SET EXERCISE: In the entries below, count every line with the word "Pareto". Return only the count.

* begin *

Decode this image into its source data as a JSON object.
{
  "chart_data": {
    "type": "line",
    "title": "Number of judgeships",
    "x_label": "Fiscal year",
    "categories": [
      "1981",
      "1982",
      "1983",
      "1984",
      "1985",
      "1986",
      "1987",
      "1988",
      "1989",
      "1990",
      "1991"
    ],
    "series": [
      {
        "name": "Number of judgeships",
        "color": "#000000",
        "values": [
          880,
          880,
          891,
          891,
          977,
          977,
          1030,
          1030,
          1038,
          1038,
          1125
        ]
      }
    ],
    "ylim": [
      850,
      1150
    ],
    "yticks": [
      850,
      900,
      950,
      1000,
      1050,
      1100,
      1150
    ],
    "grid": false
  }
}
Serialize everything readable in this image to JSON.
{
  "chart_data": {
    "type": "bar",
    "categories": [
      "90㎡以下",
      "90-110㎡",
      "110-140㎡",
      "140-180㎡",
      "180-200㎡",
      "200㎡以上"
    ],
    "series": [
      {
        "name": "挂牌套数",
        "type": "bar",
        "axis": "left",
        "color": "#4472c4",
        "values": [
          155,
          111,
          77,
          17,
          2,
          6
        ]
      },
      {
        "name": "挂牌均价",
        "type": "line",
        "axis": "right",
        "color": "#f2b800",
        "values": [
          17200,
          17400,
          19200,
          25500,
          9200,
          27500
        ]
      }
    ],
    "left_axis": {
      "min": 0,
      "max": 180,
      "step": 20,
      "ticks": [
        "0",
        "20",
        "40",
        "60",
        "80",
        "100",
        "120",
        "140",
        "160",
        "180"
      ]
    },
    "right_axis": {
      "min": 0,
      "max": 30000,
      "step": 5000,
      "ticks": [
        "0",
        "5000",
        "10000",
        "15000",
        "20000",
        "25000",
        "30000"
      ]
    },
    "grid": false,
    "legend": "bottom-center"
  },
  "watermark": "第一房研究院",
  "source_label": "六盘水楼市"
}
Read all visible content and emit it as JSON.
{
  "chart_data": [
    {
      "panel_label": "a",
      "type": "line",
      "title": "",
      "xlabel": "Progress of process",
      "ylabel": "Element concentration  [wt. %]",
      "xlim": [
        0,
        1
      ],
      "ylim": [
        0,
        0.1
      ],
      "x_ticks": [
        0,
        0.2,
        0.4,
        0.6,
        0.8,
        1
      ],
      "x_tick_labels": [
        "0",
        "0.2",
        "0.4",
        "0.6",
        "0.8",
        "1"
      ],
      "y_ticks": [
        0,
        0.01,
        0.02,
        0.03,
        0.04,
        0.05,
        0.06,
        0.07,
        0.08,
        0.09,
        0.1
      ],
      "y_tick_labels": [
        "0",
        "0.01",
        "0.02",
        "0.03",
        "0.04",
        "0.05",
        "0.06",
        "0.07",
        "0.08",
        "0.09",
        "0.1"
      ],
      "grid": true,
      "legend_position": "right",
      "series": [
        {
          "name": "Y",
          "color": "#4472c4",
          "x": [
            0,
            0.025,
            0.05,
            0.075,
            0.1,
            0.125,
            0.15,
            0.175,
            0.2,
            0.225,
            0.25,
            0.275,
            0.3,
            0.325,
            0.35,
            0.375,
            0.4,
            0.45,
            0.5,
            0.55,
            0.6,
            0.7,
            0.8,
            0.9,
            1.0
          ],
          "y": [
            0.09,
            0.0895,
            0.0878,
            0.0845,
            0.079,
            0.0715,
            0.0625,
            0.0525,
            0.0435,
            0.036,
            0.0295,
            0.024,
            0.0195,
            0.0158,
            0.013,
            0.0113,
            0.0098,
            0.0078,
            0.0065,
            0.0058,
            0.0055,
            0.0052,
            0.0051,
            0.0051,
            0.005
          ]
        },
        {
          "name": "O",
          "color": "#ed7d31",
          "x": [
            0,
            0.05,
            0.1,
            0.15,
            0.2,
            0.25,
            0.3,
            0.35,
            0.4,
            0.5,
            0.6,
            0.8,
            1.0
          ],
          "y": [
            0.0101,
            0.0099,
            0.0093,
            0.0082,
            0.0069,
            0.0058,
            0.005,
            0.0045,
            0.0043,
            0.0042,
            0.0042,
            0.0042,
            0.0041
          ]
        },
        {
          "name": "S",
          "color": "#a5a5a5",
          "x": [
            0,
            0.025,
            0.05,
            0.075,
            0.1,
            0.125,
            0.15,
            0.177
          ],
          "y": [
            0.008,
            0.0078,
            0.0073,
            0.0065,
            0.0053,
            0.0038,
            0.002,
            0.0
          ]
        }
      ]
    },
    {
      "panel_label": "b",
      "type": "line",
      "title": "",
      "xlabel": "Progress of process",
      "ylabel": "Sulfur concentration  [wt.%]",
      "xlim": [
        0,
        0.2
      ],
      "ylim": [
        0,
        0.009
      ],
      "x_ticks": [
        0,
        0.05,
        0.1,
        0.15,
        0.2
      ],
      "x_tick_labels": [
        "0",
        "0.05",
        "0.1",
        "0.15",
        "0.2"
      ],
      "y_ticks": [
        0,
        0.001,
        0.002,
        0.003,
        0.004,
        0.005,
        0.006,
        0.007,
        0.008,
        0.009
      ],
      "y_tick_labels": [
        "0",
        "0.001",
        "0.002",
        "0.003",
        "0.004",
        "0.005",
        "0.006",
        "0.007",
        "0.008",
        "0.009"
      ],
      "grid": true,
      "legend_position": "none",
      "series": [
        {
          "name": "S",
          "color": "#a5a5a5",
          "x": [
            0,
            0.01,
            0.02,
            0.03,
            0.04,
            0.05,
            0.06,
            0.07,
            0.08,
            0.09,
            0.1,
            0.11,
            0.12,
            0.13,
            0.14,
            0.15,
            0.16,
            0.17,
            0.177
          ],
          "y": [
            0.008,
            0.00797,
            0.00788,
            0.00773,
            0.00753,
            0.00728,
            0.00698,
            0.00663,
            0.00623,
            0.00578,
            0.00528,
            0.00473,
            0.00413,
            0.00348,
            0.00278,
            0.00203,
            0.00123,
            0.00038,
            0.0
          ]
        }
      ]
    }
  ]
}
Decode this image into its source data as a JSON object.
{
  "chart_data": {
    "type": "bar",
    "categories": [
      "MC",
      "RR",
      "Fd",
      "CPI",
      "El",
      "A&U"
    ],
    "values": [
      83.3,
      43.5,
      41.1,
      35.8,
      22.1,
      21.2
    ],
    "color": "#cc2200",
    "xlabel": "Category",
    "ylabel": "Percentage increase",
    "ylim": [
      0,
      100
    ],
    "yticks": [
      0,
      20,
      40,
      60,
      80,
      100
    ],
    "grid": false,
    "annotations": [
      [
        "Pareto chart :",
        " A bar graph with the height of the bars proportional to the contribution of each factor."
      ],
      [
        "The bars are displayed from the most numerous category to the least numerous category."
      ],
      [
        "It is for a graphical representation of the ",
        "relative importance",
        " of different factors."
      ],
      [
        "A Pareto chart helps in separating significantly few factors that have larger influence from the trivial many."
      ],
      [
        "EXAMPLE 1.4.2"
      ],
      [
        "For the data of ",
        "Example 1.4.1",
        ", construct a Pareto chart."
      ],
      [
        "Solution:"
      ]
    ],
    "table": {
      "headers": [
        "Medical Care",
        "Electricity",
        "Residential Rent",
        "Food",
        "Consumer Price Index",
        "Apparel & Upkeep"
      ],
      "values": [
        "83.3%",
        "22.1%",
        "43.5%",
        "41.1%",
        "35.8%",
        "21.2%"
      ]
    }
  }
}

* end *

WORKED SOLUTION: 3